**Task requirements:** In the passage on Israeli towns, which college is located in Kfar Saba?

In the center of town, unique and coveted architecture stands out from among the rows of otherwise drab concrete apartment complexes. The asking price for a three-bedroom duplex in a renovated Bauhaus-style building was $1.72 million in July 2009, the New York Times reported.
Home to some 73,000 mainly middle-class people, the central city of Ra'anana is often a favorite among native English-speakers in the country, including immigrants and visitors from South Africa, the United States, Australia and Great Britain. The city boasts private homes with gardens as well as condominiums and duplexes worth hundreds of thousands of dollars.
Kfar Saba, located east of Ra'anana, is popular for its central location. Home to some 81,600 mainly middle-class people, including hundreds of academics and high-tech workers, Kfar Saba boasts many luxury condominiums worth an average of more than $400,000. The city also houses the Beit Berl Academic College, one of Israel's most renowned institutions for would-be teachers.
Maccabim and Re'ut
Located near the West Bank border on the Israeli side, the towns of Maccabim and Re'ut resemble a typical Northern California suburb. The upper-middle-class community of Maccabim is home to many high-tech workers, CEOs of corporations, such as the popular FOX clothing chain, and members of the International Maccabi Organisation. Its sister town, Re'ut, houses mainly military officers, and several chiefs of staff used to live there. Both towns boast about 2,000 red-roofed villas with gardens and one of the best school systems in the country.

**Extracted material:**
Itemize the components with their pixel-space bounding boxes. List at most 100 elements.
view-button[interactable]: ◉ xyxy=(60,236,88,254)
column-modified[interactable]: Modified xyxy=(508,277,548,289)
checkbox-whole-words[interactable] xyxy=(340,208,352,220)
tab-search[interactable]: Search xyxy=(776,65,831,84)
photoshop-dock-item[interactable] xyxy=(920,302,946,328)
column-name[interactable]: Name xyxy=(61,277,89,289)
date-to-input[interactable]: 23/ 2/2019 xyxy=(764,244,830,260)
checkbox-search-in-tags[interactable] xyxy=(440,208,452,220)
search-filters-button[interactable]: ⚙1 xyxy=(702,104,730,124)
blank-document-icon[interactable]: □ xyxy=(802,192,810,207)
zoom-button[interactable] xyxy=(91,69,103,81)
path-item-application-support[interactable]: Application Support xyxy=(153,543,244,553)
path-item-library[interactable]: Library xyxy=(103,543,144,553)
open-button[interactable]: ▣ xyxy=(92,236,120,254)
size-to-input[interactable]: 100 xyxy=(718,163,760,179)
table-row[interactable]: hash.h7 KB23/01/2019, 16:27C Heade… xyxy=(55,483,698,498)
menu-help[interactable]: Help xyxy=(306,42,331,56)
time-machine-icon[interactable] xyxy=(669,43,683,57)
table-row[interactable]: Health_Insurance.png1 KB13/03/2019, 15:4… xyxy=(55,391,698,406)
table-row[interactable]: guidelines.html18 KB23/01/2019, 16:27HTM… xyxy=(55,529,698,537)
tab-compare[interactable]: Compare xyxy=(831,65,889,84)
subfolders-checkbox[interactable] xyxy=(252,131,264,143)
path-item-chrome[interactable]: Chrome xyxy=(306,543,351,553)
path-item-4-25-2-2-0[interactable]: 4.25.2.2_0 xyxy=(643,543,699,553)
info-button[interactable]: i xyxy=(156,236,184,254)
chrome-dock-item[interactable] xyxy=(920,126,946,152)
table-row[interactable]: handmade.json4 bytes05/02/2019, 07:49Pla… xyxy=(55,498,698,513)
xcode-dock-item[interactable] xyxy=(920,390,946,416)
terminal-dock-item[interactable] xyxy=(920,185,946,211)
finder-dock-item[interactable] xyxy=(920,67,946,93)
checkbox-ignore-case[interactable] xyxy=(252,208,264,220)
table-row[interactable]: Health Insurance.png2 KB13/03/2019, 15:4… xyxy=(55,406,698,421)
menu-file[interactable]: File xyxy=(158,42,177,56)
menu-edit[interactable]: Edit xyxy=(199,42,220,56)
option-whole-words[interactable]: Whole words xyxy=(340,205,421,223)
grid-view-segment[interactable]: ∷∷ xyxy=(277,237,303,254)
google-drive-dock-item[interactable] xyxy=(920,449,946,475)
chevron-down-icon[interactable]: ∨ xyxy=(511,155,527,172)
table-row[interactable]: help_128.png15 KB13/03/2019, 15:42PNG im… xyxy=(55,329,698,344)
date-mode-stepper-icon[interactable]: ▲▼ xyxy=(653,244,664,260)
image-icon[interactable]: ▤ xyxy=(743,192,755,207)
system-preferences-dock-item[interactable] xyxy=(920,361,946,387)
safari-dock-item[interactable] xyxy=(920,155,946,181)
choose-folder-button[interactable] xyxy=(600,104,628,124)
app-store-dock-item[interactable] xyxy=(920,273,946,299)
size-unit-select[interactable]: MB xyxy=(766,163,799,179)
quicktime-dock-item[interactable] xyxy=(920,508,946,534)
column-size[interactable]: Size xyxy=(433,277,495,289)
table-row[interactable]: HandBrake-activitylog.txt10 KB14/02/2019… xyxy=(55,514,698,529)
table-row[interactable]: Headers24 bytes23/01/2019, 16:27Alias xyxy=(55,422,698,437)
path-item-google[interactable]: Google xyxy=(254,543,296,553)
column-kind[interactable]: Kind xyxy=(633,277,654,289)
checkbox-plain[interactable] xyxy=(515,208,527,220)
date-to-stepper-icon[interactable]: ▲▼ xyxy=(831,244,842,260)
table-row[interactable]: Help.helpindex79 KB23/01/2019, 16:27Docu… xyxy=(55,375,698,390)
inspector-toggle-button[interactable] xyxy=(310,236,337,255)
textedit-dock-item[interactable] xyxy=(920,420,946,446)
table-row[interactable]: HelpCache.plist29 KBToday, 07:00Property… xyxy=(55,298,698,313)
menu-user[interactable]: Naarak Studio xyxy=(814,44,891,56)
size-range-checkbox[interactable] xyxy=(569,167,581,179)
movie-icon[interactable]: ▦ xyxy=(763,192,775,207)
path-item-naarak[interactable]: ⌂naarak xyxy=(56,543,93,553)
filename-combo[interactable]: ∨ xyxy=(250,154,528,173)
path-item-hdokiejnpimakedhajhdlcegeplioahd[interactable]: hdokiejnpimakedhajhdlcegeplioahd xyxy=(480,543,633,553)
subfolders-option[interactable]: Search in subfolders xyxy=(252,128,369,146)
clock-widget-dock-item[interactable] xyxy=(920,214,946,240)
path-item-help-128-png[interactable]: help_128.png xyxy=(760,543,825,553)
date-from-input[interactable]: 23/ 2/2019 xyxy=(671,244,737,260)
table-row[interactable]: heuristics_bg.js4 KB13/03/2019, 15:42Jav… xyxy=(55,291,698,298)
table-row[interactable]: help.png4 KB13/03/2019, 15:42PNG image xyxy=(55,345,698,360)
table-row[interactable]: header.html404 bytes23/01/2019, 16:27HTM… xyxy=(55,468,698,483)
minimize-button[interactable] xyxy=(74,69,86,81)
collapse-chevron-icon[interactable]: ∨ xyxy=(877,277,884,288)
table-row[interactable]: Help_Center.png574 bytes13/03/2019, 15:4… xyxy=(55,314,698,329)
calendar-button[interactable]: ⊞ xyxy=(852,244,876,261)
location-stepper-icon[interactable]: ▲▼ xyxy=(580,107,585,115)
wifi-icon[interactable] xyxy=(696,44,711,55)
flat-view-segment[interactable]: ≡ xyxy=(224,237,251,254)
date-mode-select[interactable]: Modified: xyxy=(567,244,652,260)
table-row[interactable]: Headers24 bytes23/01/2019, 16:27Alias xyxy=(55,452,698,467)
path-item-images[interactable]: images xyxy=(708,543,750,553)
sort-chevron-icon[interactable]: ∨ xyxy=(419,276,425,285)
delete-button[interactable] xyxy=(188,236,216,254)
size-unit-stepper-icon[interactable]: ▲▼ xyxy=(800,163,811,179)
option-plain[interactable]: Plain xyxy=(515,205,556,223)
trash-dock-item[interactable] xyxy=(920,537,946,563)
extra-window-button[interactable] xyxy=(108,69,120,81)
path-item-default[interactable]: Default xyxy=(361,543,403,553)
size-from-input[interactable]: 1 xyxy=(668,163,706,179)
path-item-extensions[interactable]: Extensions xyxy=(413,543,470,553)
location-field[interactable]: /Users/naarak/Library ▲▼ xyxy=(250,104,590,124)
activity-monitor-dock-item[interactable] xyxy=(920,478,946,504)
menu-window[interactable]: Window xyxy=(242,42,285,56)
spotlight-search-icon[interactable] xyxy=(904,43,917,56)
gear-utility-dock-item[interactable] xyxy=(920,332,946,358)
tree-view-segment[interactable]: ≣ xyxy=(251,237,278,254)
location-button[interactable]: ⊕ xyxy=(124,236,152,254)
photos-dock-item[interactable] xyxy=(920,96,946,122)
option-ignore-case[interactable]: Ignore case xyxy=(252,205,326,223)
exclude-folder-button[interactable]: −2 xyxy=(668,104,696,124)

**Solution to this task:** Beit Berl Academic College